WRITTEN EXERCISE
Only a number is wanted: the count of lines in this listing that contain "Functional".

----- INPUT

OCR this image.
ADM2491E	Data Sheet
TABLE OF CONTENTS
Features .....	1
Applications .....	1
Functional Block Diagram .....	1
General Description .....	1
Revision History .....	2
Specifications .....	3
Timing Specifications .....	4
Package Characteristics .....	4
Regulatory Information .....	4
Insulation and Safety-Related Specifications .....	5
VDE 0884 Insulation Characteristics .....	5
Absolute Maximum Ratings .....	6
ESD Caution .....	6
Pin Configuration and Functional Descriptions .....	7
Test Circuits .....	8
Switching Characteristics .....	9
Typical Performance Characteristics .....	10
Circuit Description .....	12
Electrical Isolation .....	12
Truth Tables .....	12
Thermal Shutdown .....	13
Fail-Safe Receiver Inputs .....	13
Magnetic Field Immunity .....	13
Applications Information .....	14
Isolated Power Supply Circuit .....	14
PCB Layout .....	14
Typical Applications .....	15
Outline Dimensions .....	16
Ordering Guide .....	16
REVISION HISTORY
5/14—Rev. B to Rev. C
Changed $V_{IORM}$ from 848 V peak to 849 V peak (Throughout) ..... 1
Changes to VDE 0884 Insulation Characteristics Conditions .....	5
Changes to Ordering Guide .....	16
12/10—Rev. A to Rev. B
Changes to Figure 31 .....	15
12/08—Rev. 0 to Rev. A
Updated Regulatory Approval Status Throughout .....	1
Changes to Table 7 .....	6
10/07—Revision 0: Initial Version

----------

WRITTEN ANSWER
2